# Dataset excerpts
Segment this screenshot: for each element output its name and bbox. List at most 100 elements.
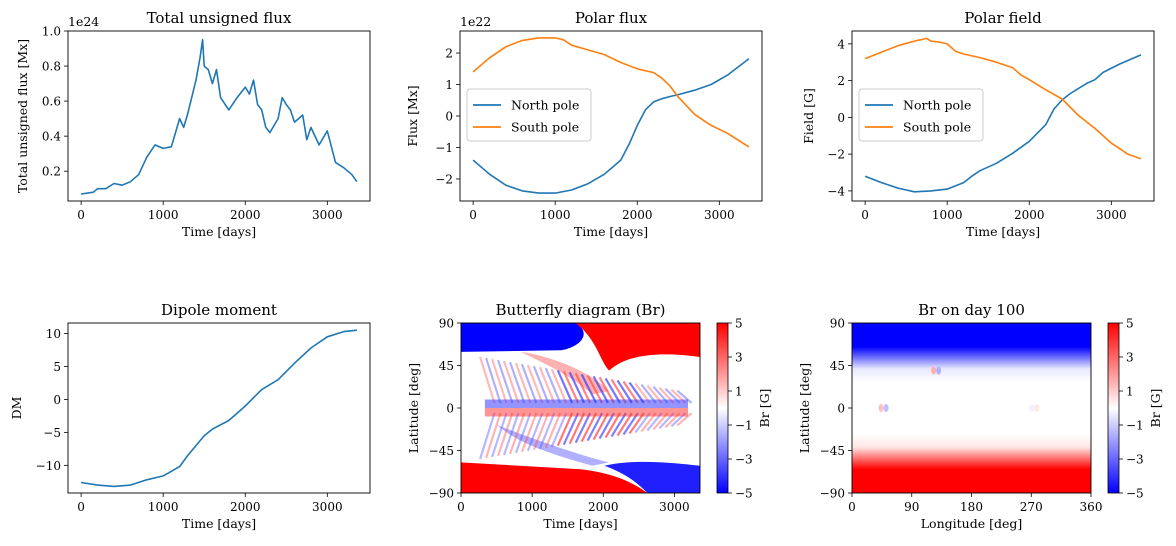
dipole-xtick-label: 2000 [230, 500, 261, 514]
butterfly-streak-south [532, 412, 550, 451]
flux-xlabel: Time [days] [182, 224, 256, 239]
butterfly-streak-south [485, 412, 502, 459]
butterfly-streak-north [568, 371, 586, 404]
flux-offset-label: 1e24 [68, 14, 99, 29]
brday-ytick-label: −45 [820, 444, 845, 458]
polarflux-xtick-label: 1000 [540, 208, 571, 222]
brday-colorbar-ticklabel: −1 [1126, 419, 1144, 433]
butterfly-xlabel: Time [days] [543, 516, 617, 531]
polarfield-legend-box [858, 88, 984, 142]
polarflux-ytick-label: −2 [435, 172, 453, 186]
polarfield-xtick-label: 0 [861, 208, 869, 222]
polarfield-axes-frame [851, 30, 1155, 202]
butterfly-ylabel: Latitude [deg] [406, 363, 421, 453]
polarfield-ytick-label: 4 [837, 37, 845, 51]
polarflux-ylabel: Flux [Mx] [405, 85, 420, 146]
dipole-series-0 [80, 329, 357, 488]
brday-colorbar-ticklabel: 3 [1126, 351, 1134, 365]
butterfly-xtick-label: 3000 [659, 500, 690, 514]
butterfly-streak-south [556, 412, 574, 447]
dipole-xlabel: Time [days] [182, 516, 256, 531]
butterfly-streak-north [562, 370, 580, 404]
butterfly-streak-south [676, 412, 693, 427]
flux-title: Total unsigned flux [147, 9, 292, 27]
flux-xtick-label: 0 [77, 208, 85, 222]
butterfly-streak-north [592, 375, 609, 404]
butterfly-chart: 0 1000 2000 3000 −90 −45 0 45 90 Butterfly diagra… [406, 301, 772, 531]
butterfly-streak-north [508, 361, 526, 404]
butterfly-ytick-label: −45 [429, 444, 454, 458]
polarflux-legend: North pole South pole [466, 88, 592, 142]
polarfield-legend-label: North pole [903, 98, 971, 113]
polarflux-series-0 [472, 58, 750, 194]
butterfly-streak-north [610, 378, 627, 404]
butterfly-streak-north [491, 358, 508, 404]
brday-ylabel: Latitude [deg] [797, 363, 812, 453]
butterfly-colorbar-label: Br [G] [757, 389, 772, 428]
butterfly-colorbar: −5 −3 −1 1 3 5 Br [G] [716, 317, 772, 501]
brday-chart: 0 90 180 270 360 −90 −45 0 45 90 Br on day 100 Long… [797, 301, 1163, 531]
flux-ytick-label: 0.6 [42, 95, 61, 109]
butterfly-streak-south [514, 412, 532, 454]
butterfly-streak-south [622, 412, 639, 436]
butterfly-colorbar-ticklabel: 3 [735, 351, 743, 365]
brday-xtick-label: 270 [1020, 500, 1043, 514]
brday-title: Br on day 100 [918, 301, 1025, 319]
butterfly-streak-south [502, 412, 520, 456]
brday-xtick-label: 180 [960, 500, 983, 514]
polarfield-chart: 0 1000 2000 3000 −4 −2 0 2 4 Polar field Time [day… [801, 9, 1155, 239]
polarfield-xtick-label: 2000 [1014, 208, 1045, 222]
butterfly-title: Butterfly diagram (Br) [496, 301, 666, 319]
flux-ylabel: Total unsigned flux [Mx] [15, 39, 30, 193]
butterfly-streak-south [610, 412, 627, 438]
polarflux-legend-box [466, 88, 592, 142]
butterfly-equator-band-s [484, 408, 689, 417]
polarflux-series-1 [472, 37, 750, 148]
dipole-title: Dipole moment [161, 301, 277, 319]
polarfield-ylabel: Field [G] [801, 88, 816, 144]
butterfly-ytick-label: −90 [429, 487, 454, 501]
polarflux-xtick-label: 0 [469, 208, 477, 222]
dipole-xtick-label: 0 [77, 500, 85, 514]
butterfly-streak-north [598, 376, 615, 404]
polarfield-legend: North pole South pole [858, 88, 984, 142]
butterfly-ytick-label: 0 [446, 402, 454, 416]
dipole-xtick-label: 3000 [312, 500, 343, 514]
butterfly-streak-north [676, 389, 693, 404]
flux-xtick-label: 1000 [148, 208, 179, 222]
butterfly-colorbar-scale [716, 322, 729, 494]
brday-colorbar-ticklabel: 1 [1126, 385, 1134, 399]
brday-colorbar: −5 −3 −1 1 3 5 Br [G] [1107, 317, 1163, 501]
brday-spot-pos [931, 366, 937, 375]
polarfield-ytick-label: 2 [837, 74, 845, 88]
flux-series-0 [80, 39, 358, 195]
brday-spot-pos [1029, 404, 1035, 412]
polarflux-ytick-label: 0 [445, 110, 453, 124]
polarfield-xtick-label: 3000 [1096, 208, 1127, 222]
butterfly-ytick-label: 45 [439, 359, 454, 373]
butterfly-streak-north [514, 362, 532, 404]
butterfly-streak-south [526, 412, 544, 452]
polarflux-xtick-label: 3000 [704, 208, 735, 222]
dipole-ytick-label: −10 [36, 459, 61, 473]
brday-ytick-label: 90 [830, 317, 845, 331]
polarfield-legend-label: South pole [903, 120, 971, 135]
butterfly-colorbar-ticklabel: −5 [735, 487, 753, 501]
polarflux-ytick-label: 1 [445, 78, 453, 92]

# Work instructions
Count the lines in the data that contain the string "chart" and reply with only that number.

# Written reply
3